Your goal: All entries below are to be set down again, identical to the source.

Records supplied:
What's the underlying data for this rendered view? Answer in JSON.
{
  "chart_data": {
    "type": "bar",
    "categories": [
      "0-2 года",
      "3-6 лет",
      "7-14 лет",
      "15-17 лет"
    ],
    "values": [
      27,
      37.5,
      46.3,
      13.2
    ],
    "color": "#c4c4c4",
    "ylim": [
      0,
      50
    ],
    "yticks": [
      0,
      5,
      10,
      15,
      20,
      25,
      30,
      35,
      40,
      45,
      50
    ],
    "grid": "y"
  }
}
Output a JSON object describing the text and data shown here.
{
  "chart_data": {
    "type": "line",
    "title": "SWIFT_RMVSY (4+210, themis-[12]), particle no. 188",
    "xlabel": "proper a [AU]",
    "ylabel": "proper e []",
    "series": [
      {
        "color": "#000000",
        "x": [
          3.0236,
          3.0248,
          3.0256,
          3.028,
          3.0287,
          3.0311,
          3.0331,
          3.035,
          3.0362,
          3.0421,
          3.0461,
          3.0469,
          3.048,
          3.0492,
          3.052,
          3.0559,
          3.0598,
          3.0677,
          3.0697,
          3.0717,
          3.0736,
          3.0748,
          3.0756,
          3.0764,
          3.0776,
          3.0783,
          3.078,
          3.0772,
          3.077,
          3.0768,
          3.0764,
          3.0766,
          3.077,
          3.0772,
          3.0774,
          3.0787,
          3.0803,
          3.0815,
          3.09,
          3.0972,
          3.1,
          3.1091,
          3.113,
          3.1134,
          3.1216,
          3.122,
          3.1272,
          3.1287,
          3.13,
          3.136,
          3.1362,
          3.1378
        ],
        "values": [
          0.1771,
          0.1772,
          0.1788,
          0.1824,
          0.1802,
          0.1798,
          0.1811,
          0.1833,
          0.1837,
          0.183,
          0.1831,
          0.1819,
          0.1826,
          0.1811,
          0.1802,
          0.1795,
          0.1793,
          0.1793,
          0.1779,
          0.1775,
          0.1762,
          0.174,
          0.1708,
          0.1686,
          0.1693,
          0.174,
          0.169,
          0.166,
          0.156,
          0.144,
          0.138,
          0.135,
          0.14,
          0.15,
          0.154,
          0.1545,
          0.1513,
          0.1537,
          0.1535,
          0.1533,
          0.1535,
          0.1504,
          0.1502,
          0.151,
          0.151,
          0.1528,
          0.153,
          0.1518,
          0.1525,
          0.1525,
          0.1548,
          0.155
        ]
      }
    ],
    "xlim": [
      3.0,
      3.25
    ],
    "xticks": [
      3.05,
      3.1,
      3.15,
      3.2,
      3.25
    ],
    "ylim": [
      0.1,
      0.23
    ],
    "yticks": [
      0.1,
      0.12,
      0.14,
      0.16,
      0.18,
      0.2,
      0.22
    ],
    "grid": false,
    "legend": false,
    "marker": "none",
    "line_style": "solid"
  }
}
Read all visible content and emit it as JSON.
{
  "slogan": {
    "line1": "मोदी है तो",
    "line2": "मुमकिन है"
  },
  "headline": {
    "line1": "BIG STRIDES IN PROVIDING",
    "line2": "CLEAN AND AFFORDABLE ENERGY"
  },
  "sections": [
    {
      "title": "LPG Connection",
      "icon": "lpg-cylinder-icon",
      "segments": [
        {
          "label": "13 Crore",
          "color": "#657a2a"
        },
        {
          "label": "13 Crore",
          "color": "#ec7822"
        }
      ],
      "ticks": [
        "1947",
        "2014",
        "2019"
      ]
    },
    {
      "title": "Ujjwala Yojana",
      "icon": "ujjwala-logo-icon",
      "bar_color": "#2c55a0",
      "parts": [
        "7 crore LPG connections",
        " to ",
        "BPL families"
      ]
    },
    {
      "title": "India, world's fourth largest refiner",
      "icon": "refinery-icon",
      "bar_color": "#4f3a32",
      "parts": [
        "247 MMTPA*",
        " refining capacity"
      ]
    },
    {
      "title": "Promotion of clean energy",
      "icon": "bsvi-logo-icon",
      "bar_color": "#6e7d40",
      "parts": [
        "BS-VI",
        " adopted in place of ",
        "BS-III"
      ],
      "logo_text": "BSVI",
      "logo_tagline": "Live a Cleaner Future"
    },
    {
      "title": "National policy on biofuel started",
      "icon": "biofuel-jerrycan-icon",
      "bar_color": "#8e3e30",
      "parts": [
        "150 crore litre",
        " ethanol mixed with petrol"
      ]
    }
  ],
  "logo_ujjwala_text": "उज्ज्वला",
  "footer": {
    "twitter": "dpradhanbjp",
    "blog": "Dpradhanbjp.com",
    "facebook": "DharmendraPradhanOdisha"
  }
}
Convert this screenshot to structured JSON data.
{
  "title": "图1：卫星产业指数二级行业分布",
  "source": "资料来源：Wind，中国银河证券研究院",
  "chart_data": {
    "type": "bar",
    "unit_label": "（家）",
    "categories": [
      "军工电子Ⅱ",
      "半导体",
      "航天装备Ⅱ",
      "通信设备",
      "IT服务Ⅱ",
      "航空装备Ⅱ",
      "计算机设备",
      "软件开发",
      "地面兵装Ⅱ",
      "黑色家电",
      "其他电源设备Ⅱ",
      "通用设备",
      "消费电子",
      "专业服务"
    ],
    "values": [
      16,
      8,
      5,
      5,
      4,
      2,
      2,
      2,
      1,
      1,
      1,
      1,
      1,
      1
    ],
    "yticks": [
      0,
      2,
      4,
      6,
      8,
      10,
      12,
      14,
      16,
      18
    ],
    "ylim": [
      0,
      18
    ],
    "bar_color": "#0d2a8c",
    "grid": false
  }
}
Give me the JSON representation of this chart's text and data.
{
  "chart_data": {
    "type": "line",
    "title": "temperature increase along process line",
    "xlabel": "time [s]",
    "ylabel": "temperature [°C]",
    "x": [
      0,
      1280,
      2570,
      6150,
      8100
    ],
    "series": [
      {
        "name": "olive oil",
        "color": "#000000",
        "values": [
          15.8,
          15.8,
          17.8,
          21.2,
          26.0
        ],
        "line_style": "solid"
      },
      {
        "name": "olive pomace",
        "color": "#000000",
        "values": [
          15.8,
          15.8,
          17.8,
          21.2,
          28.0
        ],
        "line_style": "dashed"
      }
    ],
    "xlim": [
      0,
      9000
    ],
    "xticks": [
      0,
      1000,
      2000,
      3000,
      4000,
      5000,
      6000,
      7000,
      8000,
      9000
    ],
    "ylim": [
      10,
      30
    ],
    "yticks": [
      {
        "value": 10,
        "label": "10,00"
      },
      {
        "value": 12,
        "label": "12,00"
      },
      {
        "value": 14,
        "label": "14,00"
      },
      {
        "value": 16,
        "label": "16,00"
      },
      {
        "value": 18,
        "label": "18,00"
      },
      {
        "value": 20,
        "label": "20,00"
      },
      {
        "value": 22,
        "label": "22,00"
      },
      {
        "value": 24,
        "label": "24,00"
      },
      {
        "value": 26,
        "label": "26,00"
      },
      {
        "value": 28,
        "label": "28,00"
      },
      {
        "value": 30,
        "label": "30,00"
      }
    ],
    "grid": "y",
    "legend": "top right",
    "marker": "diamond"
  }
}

Reply to the task:
What's the underlying data for this rendered view? Answer in JSON.
{
  "chart_data": {
    "type": "bar",
    "categories": [
      "0-2 года",
      "3-6 лет",
      "7-14 лет",
      "15-17 лет"
    ],
    "values": [
      27,
      37.5,
      46.3,
      13.2
    ],
    "color": "#c4c4c4",
    "ylim": [
      0,
      50
    ],
    "yticks": [
      0,
      5,
      10,
      15,
      20,
      25,
      30,
      35,
      40,
      45,
      50
    ],
    "grid": "y"
  }
}
Output a JSON object describing the text and data shown here.
{
  "chart_data": {
    "type": "line",
    "title": "SWIFT_RMVSY (4+210, themis-[12]), particle no. 188",
    "xlabel": "proper a [AU]",
    "ylabel": "proper e []",
    "series": [
      {
        "color": "#000000",
        "x": [
          3.0236,
          3.0248,
          3.0256,
          3.028,
          3.0287,
          3.0311,
          3.0331,
          3.035,
          3.0362,
          3.0421,
          3.0461,
          3.0469,
          3.048,
          3.0492,
          3.052,
          3.0559,
          3.0598,
          3.0677,
          3.0697,
          3.0717,
          3.0736,
          3.0748,
          3.0756,
          3.0764,
          3.0776,
          3.0783,
          3.078,
          3.0772,
          3.077,
          3.0768,
          3.0764,
          3.0766,
          3.077,
          3.0772,
          3.0774,
          3.0787,
          3.0803,
          3.0815,
          3.09,
          3.0972,
          3.1,
          3.1091,
          3.113,
          3.1134,
          3.1216,
          3.122,
          3.1272,
          3.1287,
          3.13,
          3.136,
          3.1362,
          3.1378
        ],
        "values": [
          0.1771,
          0.1772,
          0.1788,
          0.1824,
          0.1802,
          0.1798,
          0.1811,
          0.1833,
          0.1837,
          0.183,
          0.1831,
          0.1819,
          0.1826,
          0.1811,
          0.1802,
          0.1795,
          0.1793,
          0.1793,
          0.1779,
          0.1775,
          0.1762,
          0.174,
          0.1708,
          0.1686,
          0.1693,
          0.174,
          0.169,
          0.166,
          0.156,
          0.144,
          0.138,
          0.135,
          0.14,
          0.15,
          0.154,
          0.1545,
          0.1513,
          0.1537,
          0.1535,
          0.1533,
          0.1535,
          0.1504,
          0.1502,
          0.151,
          0.151,
          0.1528,
          0.153,
          0.1518,
          0.1525,
          0.1525,
          0.1548,
          0.155
        ]
      }
    ],
    "xlim": [
      3.0,
      3.25
    ],
    "xticks": [
      3.05,
      3.1,
      3.15,
      3.2,
      3.25
    ],
    "ylim": [
      0.1,
      0.23
    ],
    "yticks": [
      0.1,
      0.12,
      0.14,
      0.16,
      0.18,
      0.2,
      0.22
    ],
    "grid": false,
    "legend": false,
    "marker": "none",
    "line_style": "solid"
  }
}
Read all visible content and emit it as JSON.
{
  "slogan": {
    "line1": "मोदी है तो",
    "line2": "मुमकिन है"
  },
  "headline": {
    "line1": "BIG STRIDES IN PROVIDING",
    "line2": "CLEAN AND AFFORDABLE ENERGY"
  },
  "sections": [
    {
      "title": "LPG Connection",
      "icon": "lpg-cylinder-icon",
      "segments": [
        {
          "label": "13 Crore",
          "color": "#657a2a"
        },
        {
          "label": "13 Crore",
          "color": "#ec7822"
        }
      ],
      "ticks": [
        "1947",
        "2014",
        "2019"
      ]
    },
    {
      "title": "Ujjwala Yojana",
      "icon": "ujjwala-logo-icon",
      "bar_color": "#2c55a0",
      "parts": [
        "7 crore LPG connections",
        " to ",
        "BPL families"
      ]
    },
    {
      "title": "India, world's fourth largest refiner",
      "icon": "refinery-icon",
      "bar_color": "#4f3a32",
      "parts": [
        "247 MMTPA*",
        " refining capacity"
      ]
    },
    {
      "title": "Promotion of clean energy",
      "icon": "bsvi-logo-icon",
      "bar_color": "#6e7d40",
      "parts": [
        "BS-VI",
        " adopted in place of ",
        "BS-III"
      ],
      "logo_text": "BSVI",
      "logo_tagline": "Live a Cleaner Future"
    },
    {
      "title": "National policy on biofuel started",
      "icon": "biofuel-jerrycan-icon",
      "bar_color": "#8e3e30",
      "parts": [
        "150 crore litre",
        " ethanol mixed with petrol"
      ]
    }
  ],
  "logo_ujjwala_text": "उज्ज्वला",
  "footer": {
    "twitter": "dpradhanbjp",
    "blog": "Dpradhanbjp.com",
    "facebook": "DharmendraPradhanOdisha"
  }
}
Convert this screenshot to structured JSON data.
{
  "title": "图1：卫星产业指数二级行业分布",
  "source": "资料来源：Wind，中国银河证券研究院",
  "chart_data": {
    "type": "bar",
    "unit_label": "（家）",
    "categories": [
      "军工电子Ⅱ",
      "半导体",
      "航天装备Ⅱ",
      "通信设备",
      "IT服务Ⅱ",
      "航空装备Ⅱ",
      "计算机设备",
      "软件开发",
      "地面兵装Ⅱ",
      "黑色家电",
      "其他电源设备Ⅱ",
      "通用设备",
      "消费电子",
      "专业服务"
    ],
    "values": [
      16,
      8,
      5,
      5,
      4,
      2,
      2,
      2,
      1,
      1,
      1,
      1,
      1,
      1
    ],
    "yticks": [
      0,
      2,
      4,
      6,
      8,
      10,
      12,
      14,
      16,
      18
    ],
    "ylim": [
      0,
      18
    ],
    "bar_color": "#0d2a8c",
    "grid": false
  }
}
Give me the JSON representation of this chart's text and data.
{
  "chart_data": {
    "type": "line",
    "title": "temperature increase along process line",
    "xlabel": "time [s]",
    "ylabel": "temperature [°C]",
    "x": [
      0,
      1280,
      2570,
      6150,
      8100
    ],
    "series": [
      {
        "name": "olive oil",
        "color": "#000000",
        "values": [
          15.8,
          15.8,
          17.8,
          21.2,
          26.0
        ],
        "line_style": "solid"
      },
      {
        "name": "olive pomace",
        "color": "#000000",
        "values": [
          15.8,
          15.8,
          17.8,
          21.2,
          28.0
        ],
        "line_style": "dashed"
      }
    ],
    "xlim": [
      0,
      9000
    ],
    "xticks": [
      0,
      1000,
      2000,
      3000,
      4000,
      5000,
      6000,
      7000,
      8000,
      9000
    ],
    "ylim": [
      10,
      30
    ],
    "yticks": [
      {
        "value": 10,
        "label": "10,00"
      },
      {
        "value": 12,
        "label": "12,00"
      },
      {
        "value": 14,
        "label": "14,00"
      },
      {
        "value": 16,
        "label": "16,00"
      },
      {
        "value": 18,
        "label": "18,00"
      },
      {
        "value": 20,
        "label": "20,00"
      },
      {
        "value": 22,
        "label": "22,00"
      },
      {
        "value": 24,
        "label": "24,00"
      },
      {
        "value": 26,
        "label": "26,00"
      },
      {
        "value": 28,
        "label": "28,00"
      },
      {
        "value": 30,
        "label": "30,00"
      }
    ],
    "grid": "y",
    "legend": "top right",
    "marker": "diamond"
  }
}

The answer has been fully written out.